▸ **THE PROBLEM**
Make an exact copy of the data below, leaving out every picture.

[Entries taken from a collection]
===
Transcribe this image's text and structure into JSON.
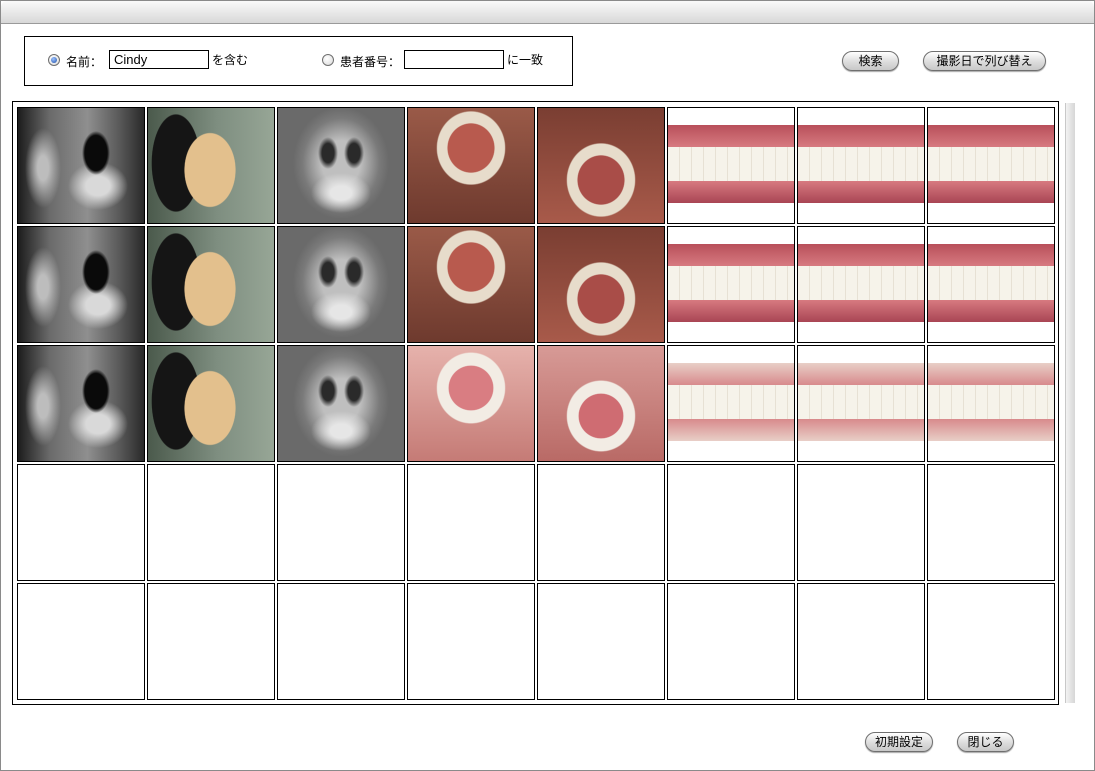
{
  "search": {
    "name_label": "名前：",
    "name_value": "Cindy",
    "contains_label": "を含む",
    "patient_no_label": "患者番号：",
    "patient_no_value": "",
    "match_label": "に一致",
    "selected_mode": "name"
  },
  "buttons": {
    "search": "検索",
    "sort_by_date": "撮影日で列び替え",
    "reset": "初期設定",
    "close": "閉じる"
  },
  "grid": {
    "columns": 8,
    "rows": [
      [
        "lateral-ceph-xray",
        "facial-profile-photo",
        "frontal-ceph-xray",
        "upper-occlusal-photo",
        "lower-occlusal-photo",
        "right-buccal-photo",
        "frontal-intraoral-photo",
        "left-buccal-photo"
      ],
      [
        "lateral-ceph-xray",
        "facial-profile-photo",
        "frontal-ceph-xray",
        "upper-occlusal-photo",
        "lower-occlusal-photo",
        "right-buccal-photo",
        "frontal-intraoral-photo",
        "left-buccal-photo"
      ],
      [
        "lateral-ceph-xray",
        "facial-profile-photo",
        "frontal-ceph-xray",
        "upper-occlusal-photo",
        "lower-occlusal-photo",
        "right-buccal-photo",
        "frontal-intraoral-photo",
        "left-buccal-photo"
      ],
      [
        "empty",
        "empty",
        "empty",
        "empty",
        "empty",
        "empty",
        "empty",
        "empty"
      ],
      [
        "empty",
        "empty",
        "empty",
        "empty",
        "empty",
        "empty",
        "empty",
        "empty"
      ]
    ]
  }
}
===
▸ **TASK ANSWER**
Transcribe this image's text and structure into JSON.
{
  "search": {
    "name_label": "名前：",
    "name_value": "Cindy",
    "contains_label": "を含む",
    "patient_no_label": "患者番号：",
    "patient_no_value": "",
    "match_label": "に一致",
    "selected_mode": "name"
  },
  "buttons": {
    "search": "検索",
    "sort_by_date": "撮影日で列び替え",
    "reset": "初期設定",
    "close": "閉じる"
  },
  "grid": {
    "columns": 8,
    "rows": [
      [
        "lateral-ceph-xray",
        "facial-profile-photo",
        "frontal-ceph-xray",
        "upper-occlusal-photo",
        "lower-occlusal-photo",
        "right-buccal-photo",
        "frontal-intraoral-photo",
        "left-buccal-photo"
      ],
      [
        "lateral-ceph-xray",
        "facial-profile-photo",
        "frontal-ceph-xray",
        "upper-occlusal-photo",
        "lower-occlusal-photo",
        "right-buccal-photo",
        "frontal-intraoral-photo",
        "left-buccal-photo"
      ],
      [
        "lateral-ceph-xray",
        "facial-profile-photo",
        "frontal-ceph-xray",
        "upper-occlusal-photo",
        "lower-occlusal-photo",
        "right-buccal-photo",
        "frontal-intraoral-photo",
        "left-buccal-photo"
      ],
      [
        "empty",
        "empty",
        "empty",
        "empty",
        "empty",
        "empty",
        "empty",
        "empty"
      ],
      [
        "empty",
        "empty",
        "empty",
        "empty",
        "empty",
        "empty",
        "empty",
        "empty"
      ]
    ]
  }
}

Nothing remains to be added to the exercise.